== RECORDS SUPPLIED ==
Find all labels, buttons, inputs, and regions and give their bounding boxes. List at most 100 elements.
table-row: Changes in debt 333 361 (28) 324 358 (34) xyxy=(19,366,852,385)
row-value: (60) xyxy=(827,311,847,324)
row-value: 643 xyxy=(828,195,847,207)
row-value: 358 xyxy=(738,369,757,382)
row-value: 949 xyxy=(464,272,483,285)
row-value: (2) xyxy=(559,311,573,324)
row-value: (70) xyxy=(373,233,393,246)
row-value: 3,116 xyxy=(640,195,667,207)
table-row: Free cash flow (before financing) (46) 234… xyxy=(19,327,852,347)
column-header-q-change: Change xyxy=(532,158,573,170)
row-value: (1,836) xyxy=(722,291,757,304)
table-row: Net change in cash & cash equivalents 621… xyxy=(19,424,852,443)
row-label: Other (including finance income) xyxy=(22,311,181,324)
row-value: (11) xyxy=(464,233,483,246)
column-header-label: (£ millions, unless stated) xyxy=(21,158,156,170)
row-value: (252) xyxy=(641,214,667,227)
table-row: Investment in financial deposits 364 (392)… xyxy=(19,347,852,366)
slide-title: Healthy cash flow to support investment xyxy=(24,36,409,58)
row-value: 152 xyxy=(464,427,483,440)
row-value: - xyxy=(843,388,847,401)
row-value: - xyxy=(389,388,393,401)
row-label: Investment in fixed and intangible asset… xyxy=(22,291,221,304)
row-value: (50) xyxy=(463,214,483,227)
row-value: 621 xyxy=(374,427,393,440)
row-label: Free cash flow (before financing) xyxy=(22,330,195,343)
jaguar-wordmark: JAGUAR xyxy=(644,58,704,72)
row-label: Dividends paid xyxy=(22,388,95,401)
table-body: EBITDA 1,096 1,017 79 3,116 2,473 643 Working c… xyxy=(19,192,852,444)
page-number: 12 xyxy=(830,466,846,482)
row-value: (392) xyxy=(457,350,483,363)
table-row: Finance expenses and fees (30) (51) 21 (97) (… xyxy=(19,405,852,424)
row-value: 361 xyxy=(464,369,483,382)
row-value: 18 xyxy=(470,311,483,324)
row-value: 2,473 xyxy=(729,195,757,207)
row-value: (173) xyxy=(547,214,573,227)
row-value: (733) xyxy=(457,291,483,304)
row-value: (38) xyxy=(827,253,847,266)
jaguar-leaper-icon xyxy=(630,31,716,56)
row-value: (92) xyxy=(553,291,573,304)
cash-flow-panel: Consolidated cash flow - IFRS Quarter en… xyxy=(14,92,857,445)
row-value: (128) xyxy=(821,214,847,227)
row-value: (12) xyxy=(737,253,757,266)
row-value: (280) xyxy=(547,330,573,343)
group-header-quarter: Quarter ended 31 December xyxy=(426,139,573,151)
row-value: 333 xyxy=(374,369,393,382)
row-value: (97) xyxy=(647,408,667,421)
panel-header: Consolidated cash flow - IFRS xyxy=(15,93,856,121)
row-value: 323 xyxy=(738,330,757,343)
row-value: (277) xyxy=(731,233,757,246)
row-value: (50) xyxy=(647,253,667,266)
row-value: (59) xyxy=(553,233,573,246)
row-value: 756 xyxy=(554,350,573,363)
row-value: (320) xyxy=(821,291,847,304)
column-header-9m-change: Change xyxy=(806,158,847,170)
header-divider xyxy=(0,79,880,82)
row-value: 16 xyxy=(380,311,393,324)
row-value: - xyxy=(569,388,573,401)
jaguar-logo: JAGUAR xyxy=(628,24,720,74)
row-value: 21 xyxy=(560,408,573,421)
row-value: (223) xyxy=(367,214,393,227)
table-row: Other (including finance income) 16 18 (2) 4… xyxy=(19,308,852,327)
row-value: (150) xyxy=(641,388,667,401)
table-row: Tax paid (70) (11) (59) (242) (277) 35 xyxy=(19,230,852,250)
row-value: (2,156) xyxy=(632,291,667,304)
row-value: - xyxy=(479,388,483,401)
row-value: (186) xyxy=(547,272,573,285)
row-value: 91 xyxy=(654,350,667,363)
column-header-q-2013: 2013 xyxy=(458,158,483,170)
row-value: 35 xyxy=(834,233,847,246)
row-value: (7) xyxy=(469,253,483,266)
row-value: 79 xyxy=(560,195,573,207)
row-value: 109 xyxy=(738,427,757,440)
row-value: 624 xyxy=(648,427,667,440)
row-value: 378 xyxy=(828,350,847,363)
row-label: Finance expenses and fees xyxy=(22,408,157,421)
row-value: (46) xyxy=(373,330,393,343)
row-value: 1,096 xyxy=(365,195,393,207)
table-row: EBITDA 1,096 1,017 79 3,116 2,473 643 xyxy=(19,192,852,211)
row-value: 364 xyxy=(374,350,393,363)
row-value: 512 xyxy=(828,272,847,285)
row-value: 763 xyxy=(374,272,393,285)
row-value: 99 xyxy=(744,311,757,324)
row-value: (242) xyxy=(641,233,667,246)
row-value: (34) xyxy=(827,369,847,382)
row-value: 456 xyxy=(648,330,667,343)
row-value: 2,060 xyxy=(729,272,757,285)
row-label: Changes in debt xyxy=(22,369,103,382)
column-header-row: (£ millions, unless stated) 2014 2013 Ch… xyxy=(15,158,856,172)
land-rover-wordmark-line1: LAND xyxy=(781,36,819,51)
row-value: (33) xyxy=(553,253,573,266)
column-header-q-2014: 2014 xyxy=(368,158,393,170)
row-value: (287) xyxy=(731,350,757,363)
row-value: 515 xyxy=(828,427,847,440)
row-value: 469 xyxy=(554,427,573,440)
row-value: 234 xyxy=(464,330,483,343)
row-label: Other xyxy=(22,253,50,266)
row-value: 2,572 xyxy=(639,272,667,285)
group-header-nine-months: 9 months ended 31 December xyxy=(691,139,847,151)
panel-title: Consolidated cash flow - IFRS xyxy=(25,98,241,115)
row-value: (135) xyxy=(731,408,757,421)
===
◆ **YOUR OBJECTIVE**
Rewrite the rows as a numbered list with blank lines omitted. Begin with the first line of the rows and end after the line that contains "table-row: Free cash".

◆ **ANSWER FOR THIS EXERCISE**
1. Find all labels, buttons, inputs, and regions and give their bounding boxes. List at most 100 elements.
2. table-row: Changes in debt 333 361 (28) 324 358 (34) xyxy=(19,366,852,385)
3. row-value: (60) xyxy=(827,311,847,324)
4. row-value: 643 xyxy=(828,195,847,207)
5. row-value: 358 xyxy=(738,369,757,382)
6. row-value: 949 xyxy=(464,272,483,285)
7. row-value: (2) xyxy=(559,311,573,324)
8. row-value: (70) xyxy=(373,233,393,246)
9. row-value: 3,116 xyxy=(640,195,667,207)
10. table-row: Free cash flow (before financing) (46) 234… xyxy=(19,327,852,347)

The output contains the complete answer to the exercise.